TO DO |
Go through the lines below and copy each one that holds the string "CMDRNN".

═════ DATA EXCERPTS ═════

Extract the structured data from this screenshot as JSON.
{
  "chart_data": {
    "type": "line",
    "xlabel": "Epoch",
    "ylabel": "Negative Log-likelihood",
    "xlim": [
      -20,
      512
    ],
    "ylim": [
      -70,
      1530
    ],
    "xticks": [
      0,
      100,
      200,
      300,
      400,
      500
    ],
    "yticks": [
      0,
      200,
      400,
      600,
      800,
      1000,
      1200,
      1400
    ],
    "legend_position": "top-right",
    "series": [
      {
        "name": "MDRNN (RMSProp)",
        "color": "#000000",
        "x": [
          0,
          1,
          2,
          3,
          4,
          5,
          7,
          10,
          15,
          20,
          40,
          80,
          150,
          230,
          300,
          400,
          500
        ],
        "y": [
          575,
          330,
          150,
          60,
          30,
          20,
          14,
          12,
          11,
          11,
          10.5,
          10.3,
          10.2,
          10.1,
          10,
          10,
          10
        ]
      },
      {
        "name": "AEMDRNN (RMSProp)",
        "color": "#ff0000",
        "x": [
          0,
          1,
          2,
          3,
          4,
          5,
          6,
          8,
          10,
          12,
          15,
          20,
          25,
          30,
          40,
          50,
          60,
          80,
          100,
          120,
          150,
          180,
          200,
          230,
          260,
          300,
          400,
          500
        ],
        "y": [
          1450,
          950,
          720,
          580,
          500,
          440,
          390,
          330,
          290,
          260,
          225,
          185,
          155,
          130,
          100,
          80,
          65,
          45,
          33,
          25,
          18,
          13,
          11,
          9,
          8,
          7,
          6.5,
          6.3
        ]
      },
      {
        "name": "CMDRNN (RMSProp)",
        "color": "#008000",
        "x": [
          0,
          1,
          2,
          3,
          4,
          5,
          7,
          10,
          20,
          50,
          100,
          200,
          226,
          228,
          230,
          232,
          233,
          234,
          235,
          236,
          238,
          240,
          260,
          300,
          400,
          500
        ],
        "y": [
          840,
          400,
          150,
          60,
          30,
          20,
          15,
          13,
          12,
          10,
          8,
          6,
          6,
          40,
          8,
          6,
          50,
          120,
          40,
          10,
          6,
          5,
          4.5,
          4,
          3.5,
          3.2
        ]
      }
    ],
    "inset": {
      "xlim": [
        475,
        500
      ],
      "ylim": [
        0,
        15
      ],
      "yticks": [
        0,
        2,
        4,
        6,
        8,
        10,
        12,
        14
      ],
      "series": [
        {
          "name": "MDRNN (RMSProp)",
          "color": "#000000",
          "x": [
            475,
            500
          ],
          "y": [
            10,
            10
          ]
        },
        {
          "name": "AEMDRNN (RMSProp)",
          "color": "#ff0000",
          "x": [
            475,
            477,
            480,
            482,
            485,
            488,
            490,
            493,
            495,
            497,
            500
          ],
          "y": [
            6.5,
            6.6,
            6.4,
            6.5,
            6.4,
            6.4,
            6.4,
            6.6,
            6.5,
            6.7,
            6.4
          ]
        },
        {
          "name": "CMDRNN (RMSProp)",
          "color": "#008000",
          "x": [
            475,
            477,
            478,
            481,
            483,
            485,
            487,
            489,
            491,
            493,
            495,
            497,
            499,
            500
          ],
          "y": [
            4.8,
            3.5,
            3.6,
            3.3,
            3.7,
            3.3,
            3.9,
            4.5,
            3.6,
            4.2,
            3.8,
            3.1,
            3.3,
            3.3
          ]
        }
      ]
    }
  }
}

═════

COMPLETE OUTPUT |
        "name": "CMDRNN (RMSProp)",
          "name": "CMDRNN (RMSProp)",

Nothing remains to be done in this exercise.